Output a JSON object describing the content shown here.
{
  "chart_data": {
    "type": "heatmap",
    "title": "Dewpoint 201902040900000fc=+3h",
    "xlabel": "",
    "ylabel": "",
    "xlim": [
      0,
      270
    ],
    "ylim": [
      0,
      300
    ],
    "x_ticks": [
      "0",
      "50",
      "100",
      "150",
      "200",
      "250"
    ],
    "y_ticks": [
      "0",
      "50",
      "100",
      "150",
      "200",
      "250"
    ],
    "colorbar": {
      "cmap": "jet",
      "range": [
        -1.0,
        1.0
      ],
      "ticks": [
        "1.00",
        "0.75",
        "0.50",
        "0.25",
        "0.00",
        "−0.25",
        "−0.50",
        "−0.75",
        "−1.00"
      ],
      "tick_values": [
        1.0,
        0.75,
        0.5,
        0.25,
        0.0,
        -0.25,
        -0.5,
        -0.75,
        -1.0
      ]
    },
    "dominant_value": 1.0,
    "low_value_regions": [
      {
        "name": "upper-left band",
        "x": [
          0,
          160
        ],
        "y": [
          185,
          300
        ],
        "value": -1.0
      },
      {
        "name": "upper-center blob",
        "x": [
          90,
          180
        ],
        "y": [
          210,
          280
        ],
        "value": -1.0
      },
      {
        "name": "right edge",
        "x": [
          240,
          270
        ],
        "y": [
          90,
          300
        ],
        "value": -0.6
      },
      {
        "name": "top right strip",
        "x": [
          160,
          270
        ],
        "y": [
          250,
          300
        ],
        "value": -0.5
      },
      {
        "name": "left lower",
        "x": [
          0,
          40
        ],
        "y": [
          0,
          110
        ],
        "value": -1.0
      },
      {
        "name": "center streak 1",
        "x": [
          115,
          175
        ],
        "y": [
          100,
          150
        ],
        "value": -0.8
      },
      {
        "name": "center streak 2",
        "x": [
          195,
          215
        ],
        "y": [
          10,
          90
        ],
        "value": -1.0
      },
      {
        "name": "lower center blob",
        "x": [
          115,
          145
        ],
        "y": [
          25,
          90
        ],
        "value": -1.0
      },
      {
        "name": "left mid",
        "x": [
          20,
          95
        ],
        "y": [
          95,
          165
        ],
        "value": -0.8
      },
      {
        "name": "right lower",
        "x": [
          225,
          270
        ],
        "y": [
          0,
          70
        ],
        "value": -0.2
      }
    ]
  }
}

▶ [Directive]:
Copy out the whole listing exactly as written.

▶ [Final result]:
Output a JSON object describing the content shown here.
{
  "chart_data": {
    "type": "heatmap",
    "title": "Dewpoint 201902040900000fc=+3h",
    "xlabel": "",
    "ylabel": "",
    "xlim": [
      0,
      270
    ],
    "ylim": [
      0,
      300
    ],
    "x_ticks": [
      "0",
      "50",
      "100",
      "150",
      "200",
      "250"
    ],
    "y_ticks": [
      "0",
      "50",
      "100",
      "150",
      "200",
      "250"
    ],
    "colorbar": {
      "cmap": "jet",
      "range": [
        -1.0,
        1.0
      ],
      "ticks": [
        "1.00",
        "0.75",
        "0.50",
        "0.25",
        "0.00",
        "−0.25",
        "−0.50",
        "−0.75",
        "−1.00"
      ],
      "tick_values": [
        1.0,
        0.75,
        0.5,
        0.25,
        0.0,
        -0.25,
        -0.5,
        -0.75,
        -1.0
      ]
    },
    "dominant_value": 1.0,
    "low_value_regions": [
      {
        "name": "upper-left band",
        "x": [
          0,
          160
        ],
        "y": [
          185,
          300
        ],
        "value": -1.0
      },
      {
        "name": "upper-center blob",
        "x": [
          90,
          180
        ],
        "y": [
          210,
          280
        ],
        "value": -1.0
      },
      {
        "name": "right edge",
        "x": [
          240,
          270
        ],
        "y": [
          90,
          300
        ],
        "value": -0.6
      },
      {
        "name": "top right strip",
        "x": [
          160,
          270
        ],
        "y": [
          250,
          300
        ],
        "value": -0.5
      },
      {
        "name": "left lower",
        "x": [
          0,
          40
        ],
        "y": [
          0,
          110
        ],
        "value": -1.0
      },
      {
        "name": "center streak 1",
        "x": [
          115,
          175
        ],
        "y": [
          100,
          150
        ],
        "value": -0.8
      },
      {
        "name": "center streak 2",
        "x": [
          195,
          215
        ],
        "y": [
          10,
          90
        ],
        "value": -1.0
      },
      {
        "name": "lower center blob",
        "x": [
          115,
          145
        ],
        "y": [
          25,
          90
        ],
        "value": -1.0
      },
      {
        "name": "left mid",
        "x": [
          20,
          95
        ],
        "y": [
          95,
          165
        ],
        "value": -0.8
      },
      {
        "name": "right lower",
        "x": [
          225,
          270
        ],
        "y": [
          0,
          70
        ],
        "value": -0.2
      }
    ]
  }
}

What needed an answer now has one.